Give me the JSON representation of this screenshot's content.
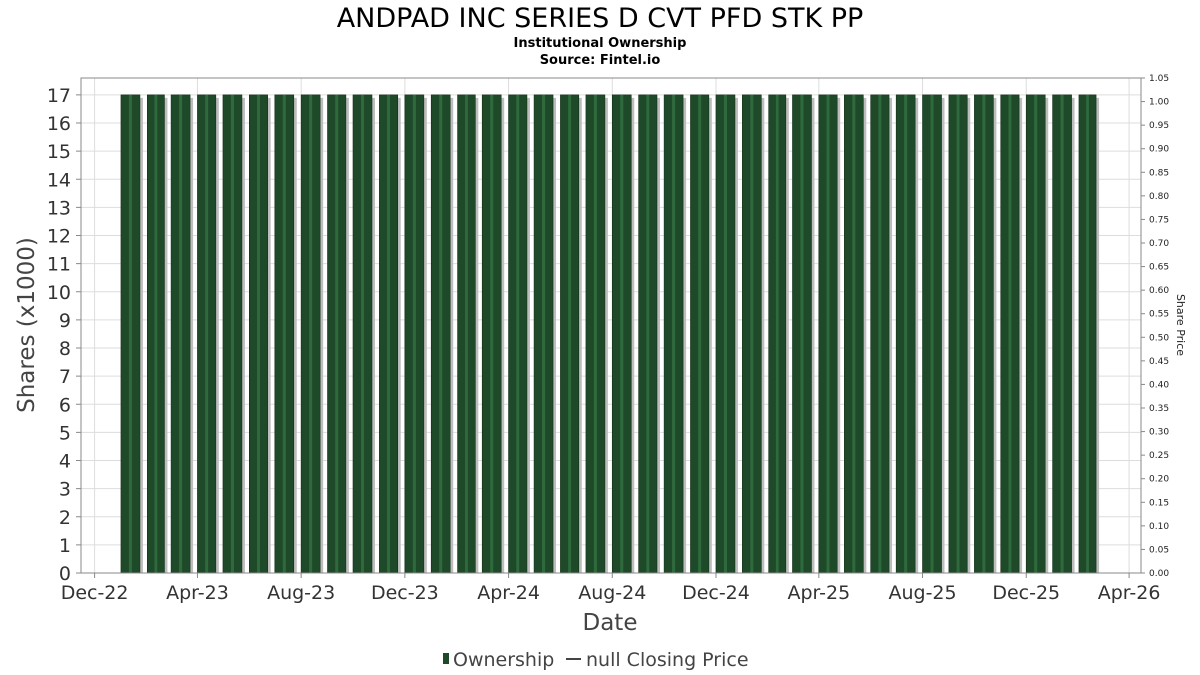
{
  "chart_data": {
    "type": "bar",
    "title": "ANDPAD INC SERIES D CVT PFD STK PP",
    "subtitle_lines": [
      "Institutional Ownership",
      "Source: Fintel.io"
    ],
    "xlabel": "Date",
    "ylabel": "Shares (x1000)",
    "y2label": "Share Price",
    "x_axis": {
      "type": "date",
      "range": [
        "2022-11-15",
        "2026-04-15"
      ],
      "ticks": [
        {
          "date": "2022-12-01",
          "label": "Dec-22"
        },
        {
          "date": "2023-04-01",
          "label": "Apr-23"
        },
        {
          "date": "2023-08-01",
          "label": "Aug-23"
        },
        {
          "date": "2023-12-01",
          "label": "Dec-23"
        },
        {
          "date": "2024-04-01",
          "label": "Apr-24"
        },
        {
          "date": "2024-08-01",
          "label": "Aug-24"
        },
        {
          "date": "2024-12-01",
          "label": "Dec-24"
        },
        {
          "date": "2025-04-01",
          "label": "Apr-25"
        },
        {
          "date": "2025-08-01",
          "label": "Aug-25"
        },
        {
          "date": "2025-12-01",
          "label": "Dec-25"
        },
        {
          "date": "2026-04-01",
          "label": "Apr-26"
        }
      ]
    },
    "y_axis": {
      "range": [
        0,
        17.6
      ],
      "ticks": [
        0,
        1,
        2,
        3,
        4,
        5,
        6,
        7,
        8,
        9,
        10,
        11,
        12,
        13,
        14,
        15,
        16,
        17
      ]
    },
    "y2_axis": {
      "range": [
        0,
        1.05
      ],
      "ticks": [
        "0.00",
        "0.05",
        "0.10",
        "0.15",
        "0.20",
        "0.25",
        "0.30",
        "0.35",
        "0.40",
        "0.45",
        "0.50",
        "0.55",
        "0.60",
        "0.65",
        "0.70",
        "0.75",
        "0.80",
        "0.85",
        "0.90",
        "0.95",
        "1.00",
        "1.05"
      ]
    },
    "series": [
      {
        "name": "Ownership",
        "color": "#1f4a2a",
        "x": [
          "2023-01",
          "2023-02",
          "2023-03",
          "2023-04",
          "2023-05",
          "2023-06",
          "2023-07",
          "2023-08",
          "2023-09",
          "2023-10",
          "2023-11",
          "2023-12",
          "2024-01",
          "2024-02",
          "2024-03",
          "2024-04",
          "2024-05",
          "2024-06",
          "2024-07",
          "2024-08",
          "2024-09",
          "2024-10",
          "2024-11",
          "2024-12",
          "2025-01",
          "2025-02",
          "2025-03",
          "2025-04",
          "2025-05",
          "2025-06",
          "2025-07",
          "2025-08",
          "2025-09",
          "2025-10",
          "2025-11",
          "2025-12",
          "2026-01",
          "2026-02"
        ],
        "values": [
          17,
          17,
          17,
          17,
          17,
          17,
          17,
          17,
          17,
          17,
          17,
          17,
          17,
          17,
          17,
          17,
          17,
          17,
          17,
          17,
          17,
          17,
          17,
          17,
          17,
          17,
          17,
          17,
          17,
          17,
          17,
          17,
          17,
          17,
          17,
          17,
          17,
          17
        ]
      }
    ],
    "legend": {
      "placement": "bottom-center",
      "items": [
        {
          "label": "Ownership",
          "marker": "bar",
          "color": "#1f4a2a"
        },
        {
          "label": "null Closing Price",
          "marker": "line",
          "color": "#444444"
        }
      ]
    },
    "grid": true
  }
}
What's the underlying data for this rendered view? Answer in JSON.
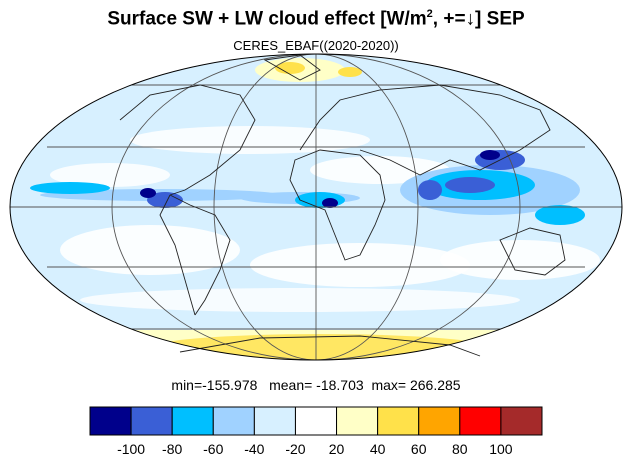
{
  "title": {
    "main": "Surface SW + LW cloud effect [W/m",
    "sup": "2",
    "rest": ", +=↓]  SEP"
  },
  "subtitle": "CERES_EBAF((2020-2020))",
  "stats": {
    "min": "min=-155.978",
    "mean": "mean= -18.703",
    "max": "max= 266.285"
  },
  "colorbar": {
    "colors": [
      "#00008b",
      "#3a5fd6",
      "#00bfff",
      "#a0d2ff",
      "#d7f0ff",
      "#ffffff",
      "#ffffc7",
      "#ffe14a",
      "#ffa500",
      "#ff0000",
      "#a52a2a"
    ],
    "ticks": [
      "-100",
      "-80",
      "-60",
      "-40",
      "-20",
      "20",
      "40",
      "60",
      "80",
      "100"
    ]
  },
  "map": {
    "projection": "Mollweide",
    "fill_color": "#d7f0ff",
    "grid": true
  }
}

● ● ● ● ● ● ●

# Problem requirements:
Locate the word "this" in the records above, and return each line that has it.

# Output of the exercise:
Give me the JSON representation of this screenshot's content.
What's the underlying data for this rendered view? Answer in JSON.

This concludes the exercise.